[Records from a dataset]
━━━

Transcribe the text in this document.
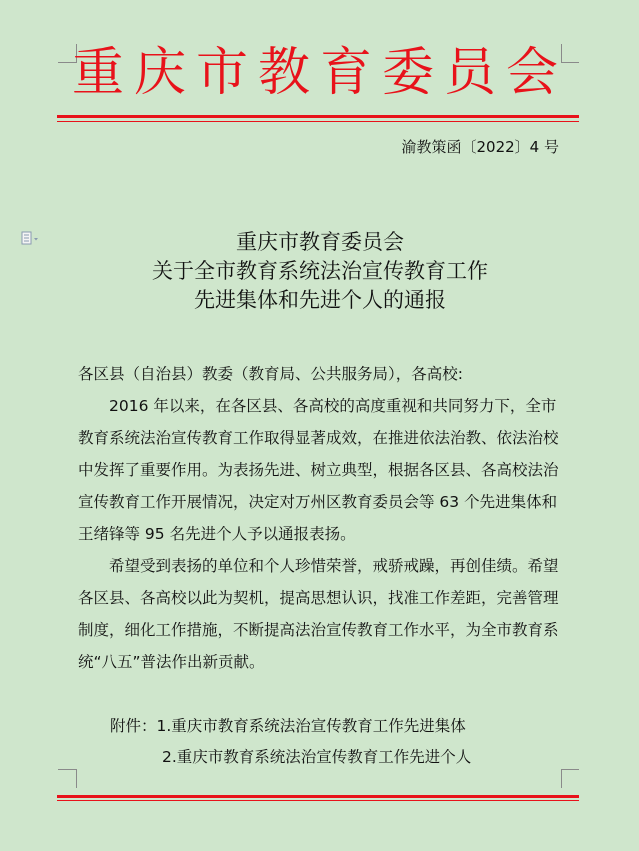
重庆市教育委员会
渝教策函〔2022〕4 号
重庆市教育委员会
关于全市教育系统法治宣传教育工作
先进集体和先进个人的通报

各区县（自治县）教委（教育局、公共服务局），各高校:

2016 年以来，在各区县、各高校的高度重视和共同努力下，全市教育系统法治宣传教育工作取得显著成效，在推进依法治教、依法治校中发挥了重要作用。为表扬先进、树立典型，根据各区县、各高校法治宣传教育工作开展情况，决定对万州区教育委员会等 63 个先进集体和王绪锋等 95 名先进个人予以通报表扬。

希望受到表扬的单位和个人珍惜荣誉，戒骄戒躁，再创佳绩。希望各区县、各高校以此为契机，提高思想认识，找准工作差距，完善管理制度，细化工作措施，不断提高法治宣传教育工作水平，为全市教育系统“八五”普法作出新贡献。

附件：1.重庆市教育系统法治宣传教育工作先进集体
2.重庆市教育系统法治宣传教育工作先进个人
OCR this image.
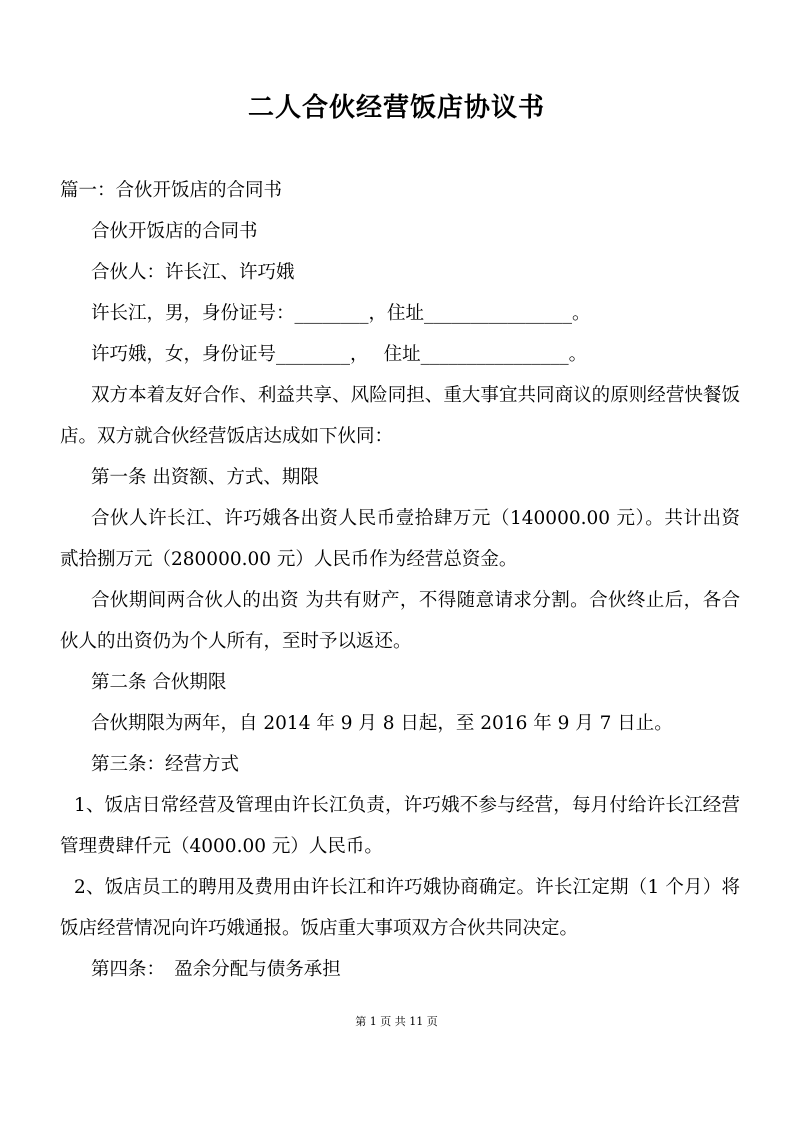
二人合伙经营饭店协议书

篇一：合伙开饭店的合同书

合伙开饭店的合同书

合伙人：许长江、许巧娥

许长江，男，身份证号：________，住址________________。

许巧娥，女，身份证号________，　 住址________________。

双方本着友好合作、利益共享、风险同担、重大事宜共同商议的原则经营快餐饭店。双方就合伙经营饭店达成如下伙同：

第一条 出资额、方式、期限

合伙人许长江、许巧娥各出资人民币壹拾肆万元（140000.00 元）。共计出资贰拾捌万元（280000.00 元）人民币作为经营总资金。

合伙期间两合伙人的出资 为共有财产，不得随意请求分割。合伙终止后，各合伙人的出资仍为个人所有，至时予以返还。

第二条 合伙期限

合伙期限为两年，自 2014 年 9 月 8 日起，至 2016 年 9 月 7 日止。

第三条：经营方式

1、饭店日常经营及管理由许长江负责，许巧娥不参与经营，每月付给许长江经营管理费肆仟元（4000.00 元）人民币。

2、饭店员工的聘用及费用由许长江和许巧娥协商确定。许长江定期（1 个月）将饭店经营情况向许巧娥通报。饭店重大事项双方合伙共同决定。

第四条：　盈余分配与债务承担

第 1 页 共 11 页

━━━

- _The request_
Copy all the lines of data exactly as they appear, dropping any images.

- _Solution_
Transcribe the text in this document.
重庆市教育委员会
渝教策函〔2022〕4 号
重庆市教育委员会
关于全市教育系统法治宣传教育工作
先进集体和先进个人的通报

各区县（自治县）教委（教育局、公共服务局），各高校:

2016 年以来，在各区县、各高校的高度重视和共同努力下，全市教育系统法治宣传教育工作取得显著成效，在推进依法治教、依法治校中发挥了重要作用。为表扬先进、树立典型，根据各区县、各高校法治宣传教育工作开展情况，决定对万州区教育委员会等 63 个先进集体和王绪锋等 95 名先进个人予以通报表扬。

希望受到表扬的单位和个人珍惜荣誉，戒骄戒躁，再创佳绩。希望各区县、各高校以此为契机，提高思想认识，找准工作差距，完善管理制度，细化工作措施，不断提高法治宣传教育工作水平，为全市教育系统“八五”普法作出新贡献。

附件：1.重庆市教育系统法治宣传教育工作先进集体
2.重庆市教育系统法治宣传教育工作先进个人
OCR this image.
二人合伙经营饭店协议书

篇一：合伙开饭店的合同书

合伙开饭店的合同书

合伙人：许长江、许巧娥

许长江，男，身份证号：________，住址________________。

许巧娥，女，身份证号________，　 住址________________。

双方本着友好合作、利益共享、风险同担、重大事宜共同商议的原则经营快餐饭店。双方就合伙经营饭店达成如下伙同：

第一条 出资额、方式、期限

合伙人许长江、许巧娥各出资人民币壹拾肆万元（140000.00 元）。共计出资贰拾捌万元（280000.00 元）人民币作为经营总资金。

合伙期间两合伙人的出资 为共有财产，不得随意请求分割。合伙终止后，各合伙人的出资仍为个人所有，至时予以返还。

第二条 合伙期限

合伙期限为两年，自 2014 年 9 月 8 日起，至 2016 年 9 月 7 日止。

第三条：经营方式

1、饭店日常经营及管理由许长江负责，许巧娥不参与经营，每月付给许长江经营管理费肆仟元（4000.00 元）人民币。

2、饭店员工的聘用及费用由许长江和许巧娥协商确定。许长江定期（1 个月）将饭店经营情况向许巧娥通报。饭店重大事项双方合伙共同决定。

第四条：　盈余分配与债务承担

第 1 页 共 11 页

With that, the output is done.